:: TEXT SEGMENT ::

In Tough Times, Nature Favors Female Brains

After 24 hours of starvation, neurons from females (left) mobilize free fatty acids and form lipid droplets (bright green), keeping them alive. In contrast, neurons from males (right panel) begin eating themselves from the inside to break down proteins, presumably to use as fuel. (Image credit: Robert S.B. Clark)

Scientists have known that male and female mammals respond differently to starvation, with male cells tending to conserve protein while female calls lean toward fat conservation.

But what happens in the brain, where cells need a complex set of nutrients to fire properly? A new study of rodents, thought to be a good analogue to humans, offers hints.

The upshot: "When it comes to keeping brains alive, it seems nature has deemed that females are more valuable then males," the researcher said in a statement yesterday.

Past studies looking at the effect of starvation on animal bodies have been done mostly by looking at nutrient-rich tissues like muscles, fat deposits, and the liver. Robert Clark and colleagues at the University of Pittsburgh Medical Center grew neurons taken from male and female rats or mice in lab dishes, then subjected them to nutrient starvation over 72 hours.

After 24 hours, the male neurons experienced significantly more cell dysfunction. A key indicator called cell respiration decreased by more than 70 percent in male cells compared to 50 percent in female cells. Visually, male neurons showed more signs of autophagy, whereby a cell breaks down its own less vital components to use as a fuel source, while female neurons created more lipid droplets to store fat reserves.

Male neurons basically eat themselves from the inside, the scientists conclude.

:: PROVIDED INFORMATION ::
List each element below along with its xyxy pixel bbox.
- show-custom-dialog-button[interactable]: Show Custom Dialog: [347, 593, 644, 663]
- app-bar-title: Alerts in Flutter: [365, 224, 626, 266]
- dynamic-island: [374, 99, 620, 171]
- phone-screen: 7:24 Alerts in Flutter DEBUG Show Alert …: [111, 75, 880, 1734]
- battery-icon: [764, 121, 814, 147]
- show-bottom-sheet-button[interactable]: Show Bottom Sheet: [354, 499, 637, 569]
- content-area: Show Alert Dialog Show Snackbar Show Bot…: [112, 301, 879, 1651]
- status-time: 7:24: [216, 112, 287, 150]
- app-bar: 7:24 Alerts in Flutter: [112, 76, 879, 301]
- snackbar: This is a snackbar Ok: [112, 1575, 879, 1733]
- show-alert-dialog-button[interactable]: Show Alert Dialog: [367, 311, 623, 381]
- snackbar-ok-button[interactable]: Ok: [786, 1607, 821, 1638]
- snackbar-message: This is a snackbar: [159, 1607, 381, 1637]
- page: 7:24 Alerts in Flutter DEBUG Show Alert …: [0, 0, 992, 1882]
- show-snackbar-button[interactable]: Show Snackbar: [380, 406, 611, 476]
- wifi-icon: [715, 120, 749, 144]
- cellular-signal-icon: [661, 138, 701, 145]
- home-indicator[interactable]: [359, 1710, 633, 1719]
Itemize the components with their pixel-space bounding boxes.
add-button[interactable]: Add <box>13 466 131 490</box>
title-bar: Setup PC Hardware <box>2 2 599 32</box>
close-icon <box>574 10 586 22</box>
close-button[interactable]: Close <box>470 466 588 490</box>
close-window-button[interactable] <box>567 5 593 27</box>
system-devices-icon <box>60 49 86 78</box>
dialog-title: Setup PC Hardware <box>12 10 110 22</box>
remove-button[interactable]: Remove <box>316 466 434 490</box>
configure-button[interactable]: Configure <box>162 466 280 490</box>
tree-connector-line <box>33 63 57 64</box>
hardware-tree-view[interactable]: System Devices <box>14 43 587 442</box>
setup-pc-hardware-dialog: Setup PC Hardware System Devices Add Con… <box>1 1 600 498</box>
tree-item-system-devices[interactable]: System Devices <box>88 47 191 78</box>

:: WHAT TO WORK ON ::
1) Say whether each statement agrees with the article on starving neurons, answering yes or no and quoting the words from the article that decide it. (a) After 24 hours, cell respiration fell by more than 70 percent in male cells. (b) Earlier starvation studies mostly examined brain tissue. (c) The neurons were starved over a period of 72 hours.
2) Write out the part of the article on starving neurons that starts with "Past studies looking" and goes on through "the scientists conclude.".
The records have nothing to do with the article on starving neurons.

:: YOUR WRITTEN ANSWERS ::
1)
(a) Yes: "A key indicator called cell respiration decreased by more than 70 percent in male cells compared to 50 percent in female cells."
(b) No: "Past studies looking at the effect of starvation on animal bodies have been done mostly by looking at nutrient-rich tissues like muscles, fat deposits, and the liver."
(c) Yes: "then subjected them to nutrient starvation over 72 hours."

2)
Past studies looking at the effect of starvation on animal bodies have been done mostly by looking at nutrient-rich tissues like muscles, fat deposits, and the liver. Robert Clark and colleagues at the University of Pittsburgh Medical Center grew neurons taken from male and female rats or mice in lab dishes, then subjected them to nutrient starvation over 72 hours.

After 24 hours, the male neurons experienced significantly more cell dysfunction. A key indicator called cell respiration decreased by more than 70 percent in male cells compared to 50 percent in female cells. Visually, male neurons showed more signs of autophagy, whereby a cell breaks down its own less vital components to use as a fuel source, while female neurons created more lipid droplets to store fat reserves.

Male neurons basically eat themselves from the inside, the scientists conclude.